[Description of the task]: Every line of the material is to be quoted verbatim, minus the pictures.

[Dataset records]:
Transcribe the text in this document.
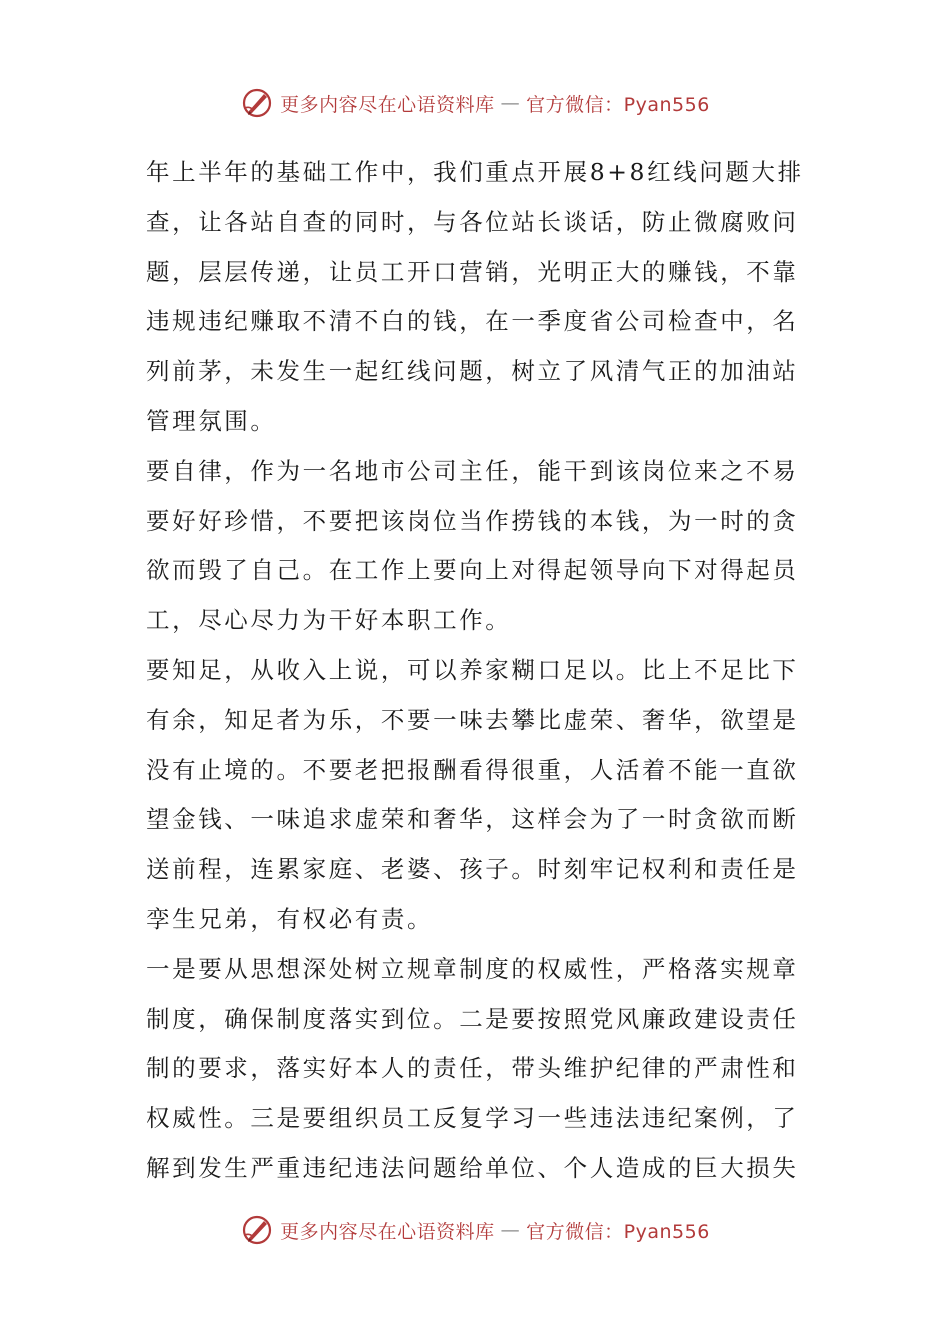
更多内容尽在心语资料库 — 官方微信：Pyan556

年上半年的基础工作中，我们重点开展8+8红线问题大排查，让各站自查的同时，与各位站长谈话，防止微腐败问题，层层传递，让员工开口营销，光明正大的赚钱，不靠违规违纪赚取不清不白的钱，在一季度省公司检查中，名列前茅，未发生一起红线问题，树立了风清气正的加油站管理氛围。

要自律，作为一名地市公司主任，能干到该岗位来之不易要好好珍惜，不要把该岗位当作捞钱的本钱，为一时的贪欲而毁了自己。在工作上要向上对得起领导向下对得起员工，尽心尽力为干好本职工作。

要知足，从收入上说，可以养家糊口足以。比上不足比下有余，知足者为乐，不要一味去攀比虚荣、奢华，欲望是没有止境的。不要老把报酬看得很重，人活着不能一直欲望金钱、一味追求虚荣和奢华，这样会为了一时贪欲而断送前程，连累家庭、老婆、孩子。时刻牢记权利和责任是孪生兄弟，有权必有责。

一是要从思想深处树立规章制度的权威性，严格落实规章制度，确保制度落实到位。二是要按照党风廉政建设责任制的要求，落实好本人的责任，带头维护纪律的严肃性和权威性。三是要组织员工反复学习一些违法违纪案例，了解到发生严重违纪违法问题给单位、个人造成的巨大损失

更多内容尽在心语资料库 — 官方微信：Pyan556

[Answer below]:
Transcribe the text in this document.
更多内容尽在心语资料库 — 官方微信：Pyan556

年上半年的基础工作中，我们重点开展8+8红线问题大排查，让各站自查的同时，与各位站长谈话，防止微腐败问题，层层传递，让员工开口营销，光明正大的赚钱，不靠违规违纪赚取不清不白的钱，在一季度省公司检查中，名列前茅，未发生一起红线问题，树立了风清气正的加油站管理氛围。

要自律，作为一名地市公司主任，能干到该岗位来之不易要好好珍惜，不要把该岗位当作捞钱的本钱，为一时的贪欲而毁了自己。在工作上要向上对得起领导向下对得起员工，尽心尽力为干好本职工作。

要知足，从收入上说，可以养家糊口足以。比上不足比下有余，知足者为乐，不要一味去攀比虚荣、奢华，欲望是没有止境的。不要老把报酬看得很重，人活着不能一直欲望金钱、一味追求虚荣和奢华，这样会为了一时贪欲而断送前程，连累家庭、老婆、孩子。时刻牢记权利和责任是孪生兄弟，有权必有责。

一是要从思想深处树立规章制度的权威性，严格落实规章制度，确保制度落实到位。二是要按照党风廉政建设责任制的要求，落实好本人的责任，带头维护纪律的严肃性和权威性。三是要组织员工反复学习一些违法违纪案例，了解到发生严重违纪违法问题给单位、个人造成的巨大损失

更多内容尽在心语资料库 — 官方微信：Pyan556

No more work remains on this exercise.